Spot each line that carries the word "movement"; copy those lines.

→ **Data supplied**

========================================================================

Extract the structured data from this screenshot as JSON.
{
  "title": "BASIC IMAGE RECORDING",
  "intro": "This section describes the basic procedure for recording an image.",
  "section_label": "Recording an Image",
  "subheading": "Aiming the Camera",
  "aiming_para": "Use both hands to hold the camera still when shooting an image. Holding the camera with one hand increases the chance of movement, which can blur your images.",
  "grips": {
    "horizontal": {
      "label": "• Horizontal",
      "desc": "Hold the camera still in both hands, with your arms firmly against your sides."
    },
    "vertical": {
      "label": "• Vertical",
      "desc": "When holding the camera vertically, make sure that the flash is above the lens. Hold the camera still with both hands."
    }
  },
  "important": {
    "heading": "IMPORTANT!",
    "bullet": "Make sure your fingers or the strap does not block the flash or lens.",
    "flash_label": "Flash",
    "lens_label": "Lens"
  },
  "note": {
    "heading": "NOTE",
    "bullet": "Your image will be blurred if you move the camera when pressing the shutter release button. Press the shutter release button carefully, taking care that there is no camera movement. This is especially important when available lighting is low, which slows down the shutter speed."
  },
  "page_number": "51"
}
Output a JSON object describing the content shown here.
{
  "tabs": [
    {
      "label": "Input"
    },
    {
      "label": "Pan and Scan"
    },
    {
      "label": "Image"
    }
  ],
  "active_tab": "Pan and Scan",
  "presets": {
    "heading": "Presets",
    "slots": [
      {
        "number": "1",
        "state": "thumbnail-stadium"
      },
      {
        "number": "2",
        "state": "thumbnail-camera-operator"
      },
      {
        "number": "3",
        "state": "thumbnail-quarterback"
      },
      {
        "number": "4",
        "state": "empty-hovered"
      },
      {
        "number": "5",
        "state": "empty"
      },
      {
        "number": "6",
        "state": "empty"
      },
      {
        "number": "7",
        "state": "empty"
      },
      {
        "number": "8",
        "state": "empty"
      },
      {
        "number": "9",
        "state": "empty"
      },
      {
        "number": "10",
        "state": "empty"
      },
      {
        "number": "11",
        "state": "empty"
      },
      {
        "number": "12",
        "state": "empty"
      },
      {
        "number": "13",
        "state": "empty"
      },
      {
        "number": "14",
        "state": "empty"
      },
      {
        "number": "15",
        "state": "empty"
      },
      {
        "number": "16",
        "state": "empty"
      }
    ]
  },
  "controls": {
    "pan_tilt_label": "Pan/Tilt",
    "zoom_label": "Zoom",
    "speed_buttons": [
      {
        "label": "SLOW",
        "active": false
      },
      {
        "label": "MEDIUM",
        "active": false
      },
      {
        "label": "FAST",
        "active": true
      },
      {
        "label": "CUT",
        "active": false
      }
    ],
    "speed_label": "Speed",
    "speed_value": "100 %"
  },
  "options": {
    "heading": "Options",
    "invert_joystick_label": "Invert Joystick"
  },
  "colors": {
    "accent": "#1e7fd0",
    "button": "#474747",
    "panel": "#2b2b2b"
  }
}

========================================================================

→ **Response to the exercise**
  "aiming_para": "Use both hands to hold the camera still when shooting an image. Holding the camera with one hand increases the chance of movement, which can blur your images.",
    "bullet": "Your image will be blurred if you move the camera when pressing the shutter release button. Press the shutter release button carefully, taking care that there is no camera movement. This is especially important when available lighting is low, which slows down the shutter speed."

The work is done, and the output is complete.